_Dataset rows:_
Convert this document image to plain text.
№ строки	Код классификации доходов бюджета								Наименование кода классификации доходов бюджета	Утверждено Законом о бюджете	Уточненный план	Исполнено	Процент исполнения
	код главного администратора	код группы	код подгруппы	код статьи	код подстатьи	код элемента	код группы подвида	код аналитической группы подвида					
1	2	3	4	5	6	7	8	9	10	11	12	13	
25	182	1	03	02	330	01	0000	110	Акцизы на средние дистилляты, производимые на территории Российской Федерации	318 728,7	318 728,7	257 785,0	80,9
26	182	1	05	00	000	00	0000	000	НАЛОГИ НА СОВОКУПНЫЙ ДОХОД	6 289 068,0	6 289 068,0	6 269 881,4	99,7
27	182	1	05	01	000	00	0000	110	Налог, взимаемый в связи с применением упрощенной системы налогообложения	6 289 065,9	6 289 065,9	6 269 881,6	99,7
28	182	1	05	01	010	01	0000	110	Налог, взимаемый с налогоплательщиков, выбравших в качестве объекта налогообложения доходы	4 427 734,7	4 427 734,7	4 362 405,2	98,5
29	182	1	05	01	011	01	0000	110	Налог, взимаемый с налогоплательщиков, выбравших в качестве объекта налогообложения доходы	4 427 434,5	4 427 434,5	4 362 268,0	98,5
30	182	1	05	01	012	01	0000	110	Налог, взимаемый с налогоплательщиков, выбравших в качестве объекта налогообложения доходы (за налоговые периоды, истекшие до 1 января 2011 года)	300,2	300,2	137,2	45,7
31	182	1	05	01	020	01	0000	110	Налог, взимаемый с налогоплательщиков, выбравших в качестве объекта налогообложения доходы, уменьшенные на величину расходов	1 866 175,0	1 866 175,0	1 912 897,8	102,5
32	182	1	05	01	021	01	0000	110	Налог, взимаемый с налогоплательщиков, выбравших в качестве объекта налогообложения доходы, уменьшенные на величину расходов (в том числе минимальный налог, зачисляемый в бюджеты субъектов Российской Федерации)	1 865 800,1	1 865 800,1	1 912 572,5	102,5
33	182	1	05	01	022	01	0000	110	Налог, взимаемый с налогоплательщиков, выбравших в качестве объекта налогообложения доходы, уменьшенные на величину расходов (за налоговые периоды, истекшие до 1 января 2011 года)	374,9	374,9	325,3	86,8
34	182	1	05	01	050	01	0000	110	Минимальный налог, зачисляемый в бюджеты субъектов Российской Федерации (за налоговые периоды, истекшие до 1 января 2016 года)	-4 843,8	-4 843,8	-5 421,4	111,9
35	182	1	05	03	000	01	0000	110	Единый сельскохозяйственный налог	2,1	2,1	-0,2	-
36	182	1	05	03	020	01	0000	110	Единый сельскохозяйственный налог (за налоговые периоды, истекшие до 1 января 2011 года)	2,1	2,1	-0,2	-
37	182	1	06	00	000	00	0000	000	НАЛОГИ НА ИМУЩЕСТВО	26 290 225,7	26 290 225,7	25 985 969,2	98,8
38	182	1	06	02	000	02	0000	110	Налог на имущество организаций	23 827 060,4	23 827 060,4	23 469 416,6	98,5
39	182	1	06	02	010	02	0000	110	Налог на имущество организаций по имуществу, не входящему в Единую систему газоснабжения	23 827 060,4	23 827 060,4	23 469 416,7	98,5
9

_Problem requirements:_ Each entry above is to be quoted exactly.

_Answer in full:_
Convert this document image to plain text.
№ строки	Код классификации доходов бюджета								Наименование кода классификации доходов бюджета	Утверждено Законом о бюджете	Уточненный план	Исполнено	Процент исполнения
	код главного администратора	код группы	код подгруппы	код статьи	код подстатьи	код элемента	код группы подвида	код аналитической группы подвида					
1	2	3	4	5	6	7	8	9	10	11	12	13	
25	182	1	03	02	330	01	0000	110	Акцизы на средние дистилляты, производимые на территории Российской Федерации	318 728,7	318 728,7	257 785,0	80,9
26	182	1	05	00	000	00	0000	000	НАЛОГИ НА СОВОКУПНЫЙ ДОХОД	6 289 068,0	6 289 068,0	6 269 881,4	99,7
27	182	1	05	01	000	00	0000	110	Налог, взимаемый в связи с применением упрощенной системы налогообложения	6 289 065,9	6 289 065,9	6 269 881,6	99,7
28	182	1	05	01	010	01	0000	110	Налог, взимаемый с налогоплательщиков, выбравших в качестве объекта налогообложения доходы	4 427 734,7	4 427 734,7	4 362 405,2	98,5
29	182	1	05	01	011	01	0000	110	Налог, взимаемый с налогоплательщиков, выбравших в качестве объекта налогообложения доходы	4 427 434,5	4 427 434,5	4 362 268,0	98,5
30	182	1	05	01	012	01	0000	110	Налог, взимаемый с налогоплательщиков, выбравших в качестве объекта налогообложения доходы (за налоговые периоды, истекшие до 1 января 2011 года)	300,2	300,2	137,2	45,7
31	182	1	05	01	020	01	0000	110	Налог, взимаемый с налогоплательщиков, выбравших в качестве объекта налогообложения доходы, уменьшенные на величину расходов	1 866 175,0	1 866 175,0	1 912 897,8	102,5
32	182	1	05	01	021	01	0000	110	Налог, взимаемый с налогоплательщиков, выбравших в качестве объекта налогообложения доходы, уменьшенные на величину расходов (в том числе минимальный налог, зачисляемый в бюджеты субъектов Российской Федерации)	1 865 800,1	1 865 800,1	1 912 572,5	102,5
33	182	1	05	01	022	01	0000	110	Налог, взимаемый с налогоплательщиков, выбравших в качестве объекта налогообложения доходы, уменьшенные на величину расходов (за налоговые периоды, истекшие до 1 января 2011 года)	374,9	374,9	325,3	86,8
34	182	1	05	01	050	01	0000	110	Минимальный налог, зачисляемый в бюджеты субъектов Российской Федерации (за налоговые периоды, истекшие до 1 января 2016 года)	-4 843,8	-4 843,8	-5 421,4	111,9
35	182	1	05	03	000	01	0000	110	Единый сельскохозяйственный налог	2,1	2,1	-0,2	-
36	182	1	05	03	020	01	0000	110	Единый сельскохозяйственный налог (за налоговые периоды, истекшие до 1 января 2011 года)	2,1	2,1	-0,2	-
37	182	1	06	00	000	00	0000	000	НАЛОГИ НА ИМУЩЕСТВО	26 290 225,7	26 290 225,7	25 985 969,2	98,8
38	182	1	06	02	000	02	0000	110	Налог на имущество организаций	23 827 060,4	23 827 060,4	23 469 416,6	98,5
39	182	1	06	02	010	02	0000	110	Налог на имущество организаций по имуществу, не входящему в Единую систему газоснабжения	23 827 060,4	23 827 060,4	23 469 416,7	98,5
9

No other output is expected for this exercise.